● TUGAS YANG DIMINTA
1. Menurut artikel survei kinerja Kejaksaan Agung, berapa persen warga Indonesia yang menganggap tuntutan JPU terhadap Pinangki terlalu ringan?
2. Tuliskan kembali tanpa perubahan bagian artikel survei kinerja Kejaksaan Agung mulai dari "Direktur Eksekutif Lembaga" sampai dengan "kejaksaan sangat besar.", termasuk kedua bagian itu.
3. Tuliskan lanjutan artikel tentang survei kinerja Kejaksaan Agung, dimulai tepat setelah kalimat terakhir yang ditampilkan.

● KUTIPAN SUMBER
☆ ☆ ☆ ☆ ☆
Survei: Terjadi Disparitas Penegakan Hukum di Kejagung

Gedung Kejaksaan Agung/ist

Koran Sulindo – Lembaga Survei KedaiKOPI melakukan survei opini publik tentang kinerja lembaga Kejaksaan Agung. Hasilnya menunjukkan, masih terjadi disparitas penegakan hukum dan penanganan perkara yang dilakukan oleh institusi Kejaksaan pada kasus-kasus tertentu.

Direktur Eksekutif Lembaga Survei KedaiKOPI Kunto Adi Wibowo mengatakan, sebanyak 59,5 persen dari responden di seluruh Indonesia menganggap disparitas atau ketimpangan perlakuan yang cenderung tidak adil dalam penegakan hukum di kejaksaan sangat besar.

Responden menilai masih terjadi ketidakadilan hukum yang dirasa tajam ke bawah, tumpul ke atas. “Disparitas hukum dipersepsi terjadi hampir di seluruh provinsi di Indonesia. Ini harus menjadi perhatian kejaksaan dan pemerintah,” imbuh Kunto kepada wartawan, Kamis (12/8).

Sementara, sebanyak 71,7 persen responden di seluruh Indonesia menganggap telah terjadi disparitas perlakuan hukum terhadap eks Jaksa Pinangki. Adanya tuntutan hukuman yang rendah serta tidak diajukannya kasasi atas putusan hakim oleh Jaksa Penuntut Umum menjadi alasan utama persepsi warga tentang disparitas hukum tersebut.

Analis komunikasi politik Hendri Satrio mengatakan, sebanyak 71,2 persen warga Indonesia menganggap tuntutan JPU terhadap Pinangki terlalu ringan. Sebanyak 61,6 persen responden tidak setuju terhadap absennya proses kasasi dari JPU, serta 65,6 persen menganggap ada perlakuan tidak adil dari Kejaksaan dalam kasus Pinangki.
☆ ☆ ☆ ☆ ☆
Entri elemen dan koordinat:
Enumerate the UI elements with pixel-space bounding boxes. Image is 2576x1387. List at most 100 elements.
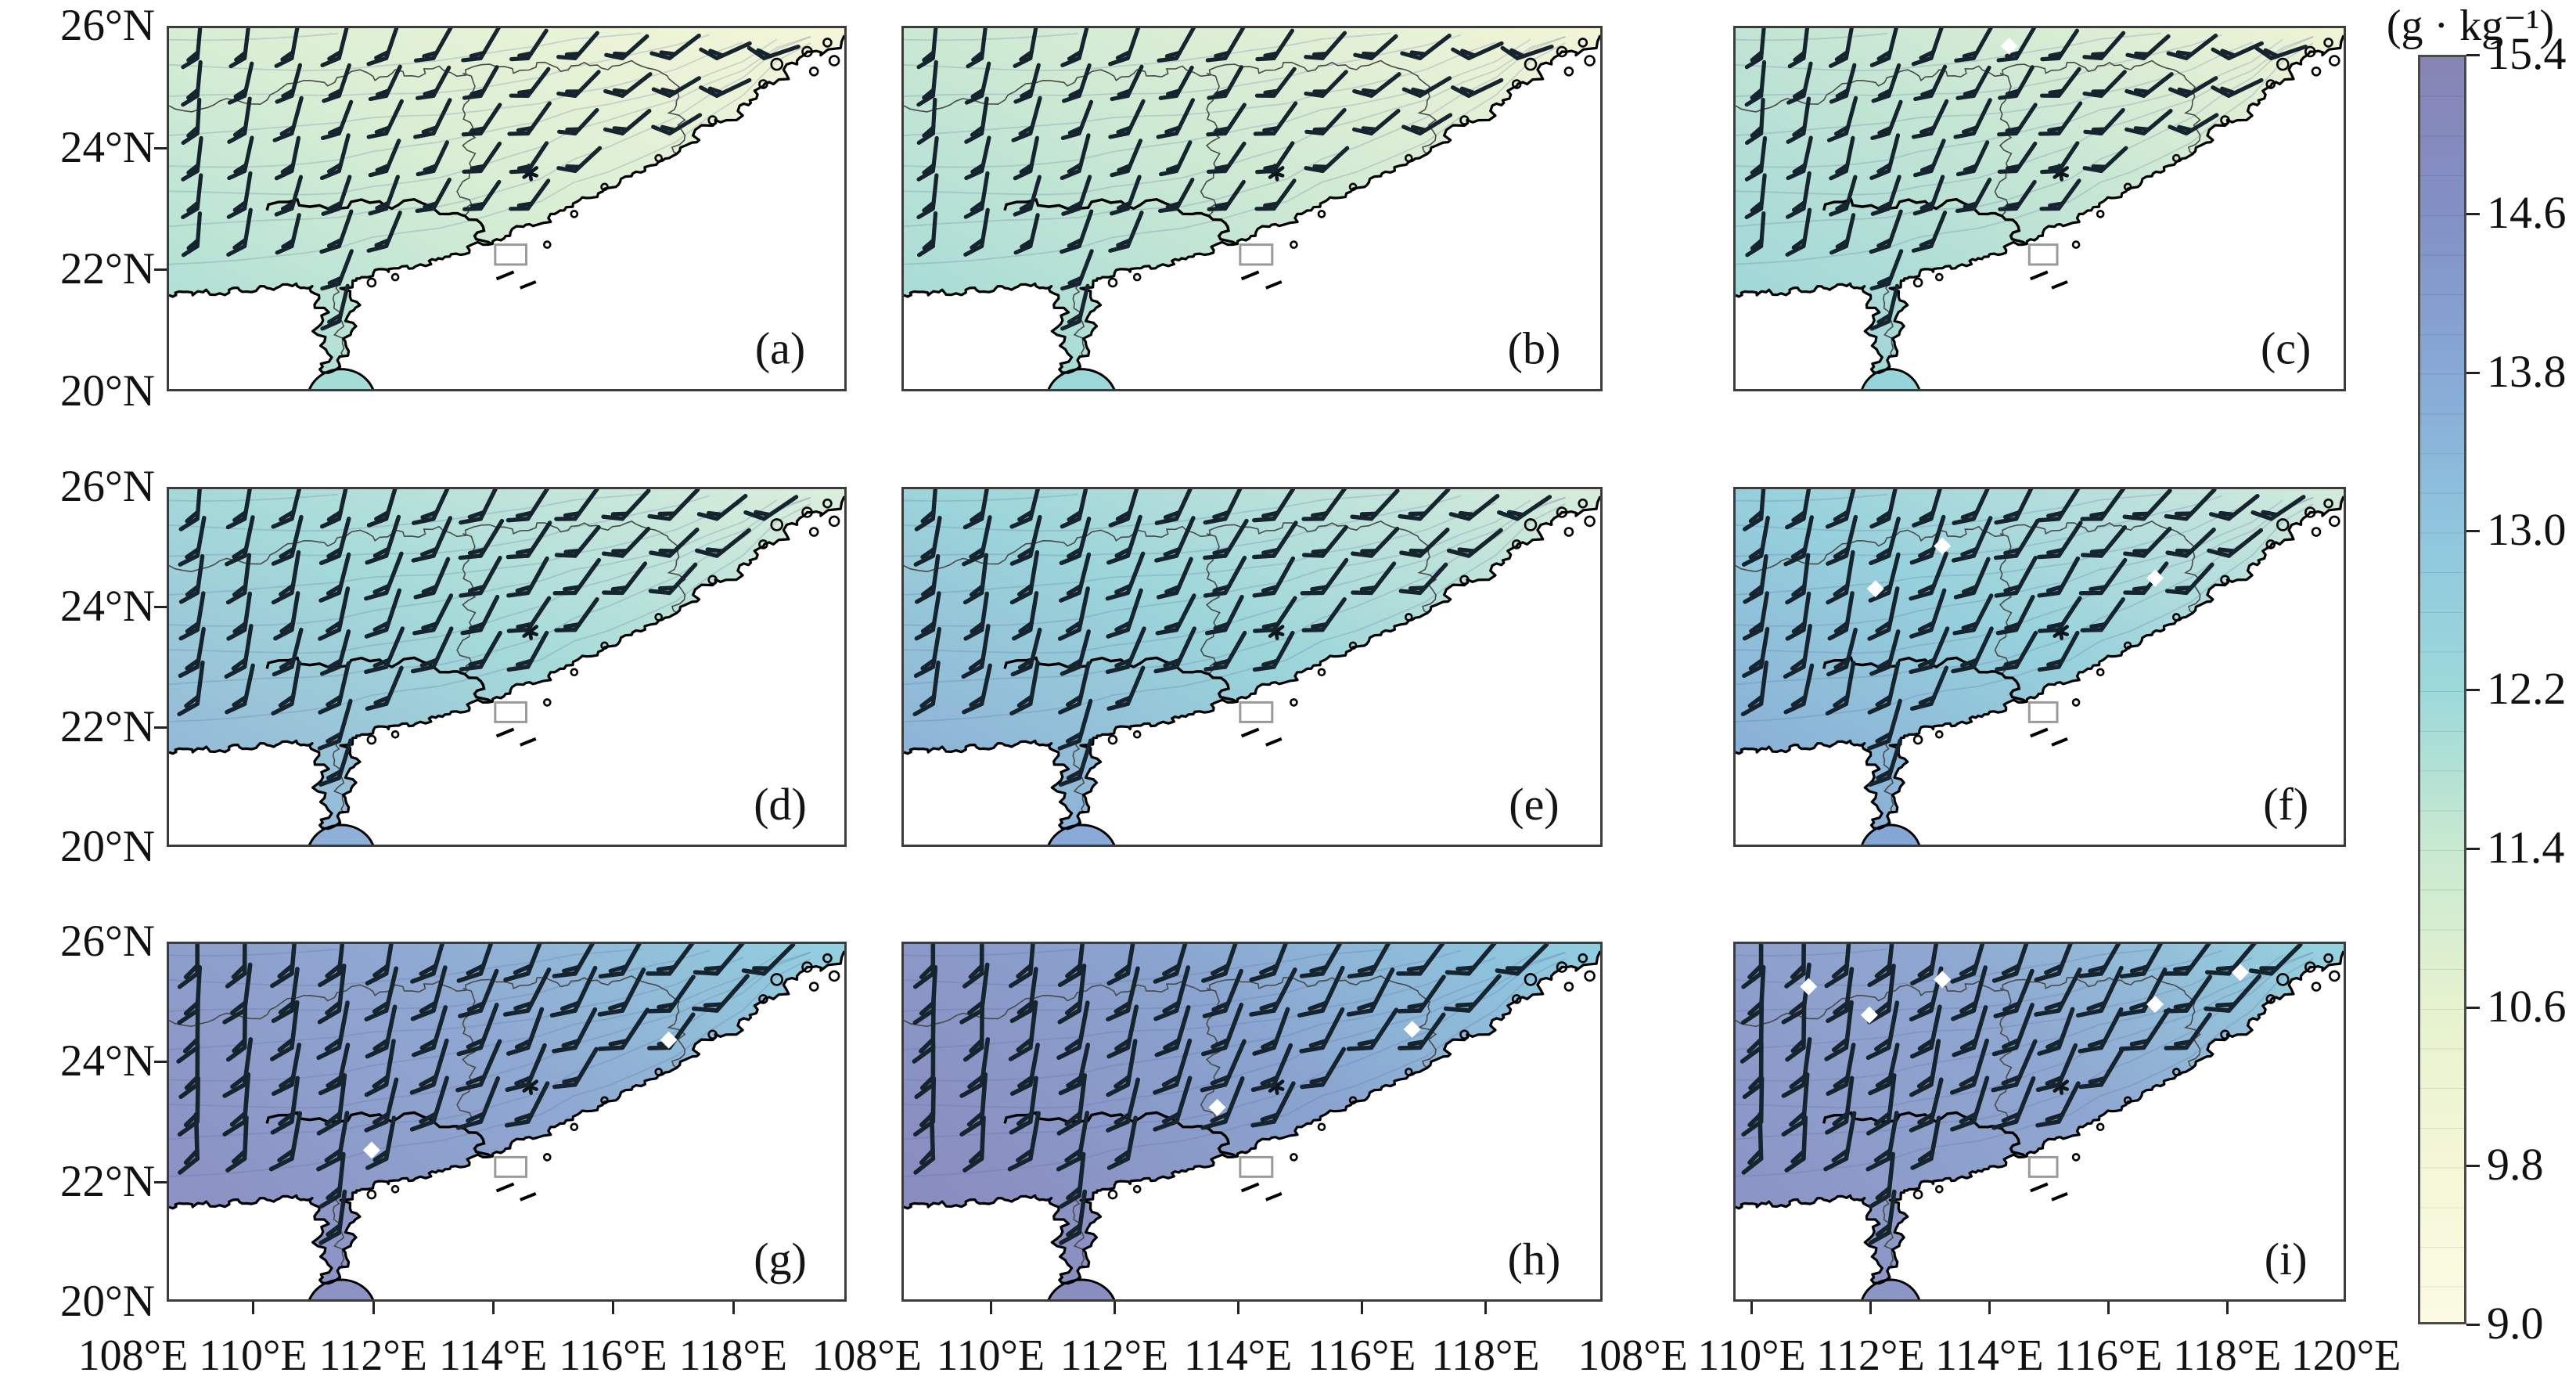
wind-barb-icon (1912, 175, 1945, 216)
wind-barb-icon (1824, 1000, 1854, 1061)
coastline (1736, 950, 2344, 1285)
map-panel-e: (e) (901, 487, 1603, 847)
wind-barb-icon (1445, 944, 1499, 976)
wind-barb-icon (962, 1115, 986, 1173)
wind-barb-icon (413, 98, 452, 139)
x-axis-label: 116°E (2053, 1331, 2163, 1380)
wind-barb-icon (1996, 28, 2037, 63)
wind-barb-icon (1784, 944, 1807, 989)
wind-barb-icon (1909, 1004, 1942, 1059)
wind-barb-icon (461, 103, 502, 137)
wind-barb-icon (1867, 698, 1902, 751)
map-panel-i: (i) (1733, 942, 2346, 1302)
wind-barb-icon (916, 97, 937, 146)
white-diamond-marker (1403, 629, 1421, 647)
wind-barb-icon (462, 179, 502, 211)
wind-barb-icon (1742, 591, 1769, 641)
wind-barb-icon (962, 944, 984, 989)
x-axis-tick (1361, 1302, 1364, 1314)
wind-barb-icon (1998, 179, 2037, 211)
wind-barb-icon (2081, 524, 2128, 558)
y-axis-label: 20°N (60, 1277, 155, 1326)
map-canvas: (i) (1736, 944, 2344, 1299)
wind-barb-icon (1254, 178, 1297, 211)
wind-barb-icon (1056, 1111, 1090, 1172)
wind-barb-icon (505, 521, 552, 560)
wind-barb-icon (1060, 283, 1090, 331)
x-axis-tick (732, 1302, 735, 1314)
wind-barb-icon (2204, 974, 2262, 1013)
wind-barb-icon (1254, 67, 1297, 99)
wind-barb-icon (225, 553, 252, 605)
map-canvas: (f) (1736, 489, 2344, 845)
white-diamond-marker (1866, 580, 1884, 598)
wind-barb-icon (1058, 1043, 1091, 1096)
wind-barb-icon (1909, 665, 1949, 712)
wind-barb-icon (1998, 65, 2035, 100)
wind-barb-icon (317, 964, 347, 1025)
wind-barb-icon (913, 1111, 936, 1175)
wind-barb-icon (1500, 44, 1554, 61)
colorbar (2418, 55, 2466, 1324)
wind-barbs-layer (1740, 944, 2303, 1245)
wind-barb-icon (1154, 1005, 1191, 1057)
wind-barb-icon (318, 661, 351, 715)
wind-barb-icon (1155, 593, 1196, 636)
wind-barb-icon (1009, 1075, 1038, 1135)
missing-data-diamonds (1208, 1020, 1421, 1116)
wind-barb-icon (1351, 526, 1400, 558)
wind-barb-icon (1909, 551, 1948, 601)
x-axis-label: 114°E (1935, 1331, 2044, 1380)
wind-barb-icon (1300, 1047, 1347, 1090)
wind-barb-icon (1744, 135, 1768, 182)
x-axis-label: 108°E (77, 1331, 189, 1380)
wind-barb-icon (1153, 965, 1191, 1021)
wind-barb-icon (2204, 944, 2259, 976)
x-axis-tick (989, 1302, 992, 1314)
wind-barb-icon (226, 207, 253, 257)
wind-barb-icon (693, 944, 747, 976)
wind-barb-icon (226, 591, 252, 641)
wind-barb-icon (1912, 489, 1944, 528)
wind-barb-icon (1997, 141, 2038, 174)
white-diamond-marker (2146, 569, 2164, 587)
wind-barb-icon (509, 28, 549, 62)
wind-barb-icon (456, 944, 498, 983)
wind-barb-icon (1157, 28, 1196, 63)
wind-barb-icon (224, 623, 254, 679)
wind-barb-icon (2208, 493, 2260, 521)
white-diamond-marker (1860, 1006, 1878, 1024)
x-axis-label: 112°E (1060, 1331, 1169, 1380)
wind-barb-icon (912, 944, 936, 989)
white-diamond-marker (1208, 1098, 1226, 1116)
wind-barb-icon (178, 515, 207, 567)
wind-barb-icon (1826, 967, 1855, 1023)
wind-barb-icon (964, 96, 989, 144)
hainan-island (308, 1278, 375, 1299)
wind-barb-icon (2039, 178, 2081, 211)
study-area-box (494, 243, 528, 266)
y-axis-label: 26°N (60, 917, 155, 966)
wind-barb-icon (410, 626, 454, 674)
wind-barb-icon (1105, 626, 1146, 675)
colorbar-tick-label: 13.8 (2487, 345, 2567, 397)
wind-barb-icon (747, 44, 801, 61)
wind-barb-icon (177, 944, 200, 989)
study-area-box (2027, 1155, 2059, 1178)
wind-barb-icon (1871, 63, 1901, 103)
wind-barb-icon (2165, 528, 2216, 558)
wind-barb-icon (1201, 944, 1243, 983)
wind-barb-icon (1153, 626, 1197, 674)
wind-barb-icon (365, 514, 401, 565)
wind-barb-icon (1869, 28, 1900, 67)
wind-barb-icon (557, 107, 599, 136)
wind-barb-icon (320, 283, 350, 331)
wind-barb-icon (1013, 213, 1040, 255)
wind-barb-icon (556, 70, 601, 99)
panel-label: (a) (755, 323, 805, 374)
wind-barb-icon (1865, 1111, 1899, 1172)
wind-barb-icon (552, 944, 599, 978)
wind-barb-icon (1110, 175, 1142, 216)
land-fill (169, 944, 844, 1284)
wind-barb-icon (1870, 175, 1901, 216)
☆ ☆ ☆ ☆ ☆
● JAWABAN YANG DIHARAPKAN
1. Sebanyak 71,2 persen warga Indonesia menganggap tuntutan JPU terhadap Pinangki terlalu ringan.

2.
Direktur Eksekutif Lembaga Survei KedaiKOPI Kunto Adi Wibowo mengatakan, sebanyak 59,5 persen dari responden di seluruh Indonesia menganggap disparitas atau ketimpangan perlakuan yang cenderung tidak adil dalam penegakan hukum di kejaksaan sangat besar.

3.
“Ini karena Kejaksaan dianggap melindungi anggotanya,” kata Hendri.

Hendri menambahkan bahwa di dalam survei ini mayoritas publik, atau 79,6 persen, memiliki persepsi bahwa telah ada bantuan orang dalam, sehingga Pinangki kemudian mendapatkan hukuman yang rendah.

Berangkat dari persepsi kasus Pinangki tersebut, masyarakat akhirnya menilai disparitas hukum atau pidana yang terjadi di tubuh institusi Kejaksaan di seluruh Provinsi di seluruh pelosok negeri ini ternyata sangat tinggi.

“Terdapat 59,5 persen responden yang menganggap disparitas hukum di Provinsi mereka (responden) sangat besar,” tukas Hendri.

Alasan responden memberikan penilaian adanya disparitas hukum yang besar ini terlihat dari hasil survei yang mengungkapkan bahwa hukum masih bersifat tumpul ke atas dan tajam ke bawah.

Efek lain dari skandal kasus Pinangki adalah kesetujuan masyarakat yang tinggi terhadap permintaan Indonesia Corruption Watch (ICW) kepada Presiden Jokowi untuk memberhentikan Jaksa Agung ST Burhanudin.

Terdapat 81,7 persen responden yang setuju dengan permintaan ICW tersebut dengan alasan menurunnya performa kejaksaan (30,8 persen), tidak transparan dalam penanganan kasus (22,7 persen), dan dianggap terlibat dalam kasus Pinangki (9 persen).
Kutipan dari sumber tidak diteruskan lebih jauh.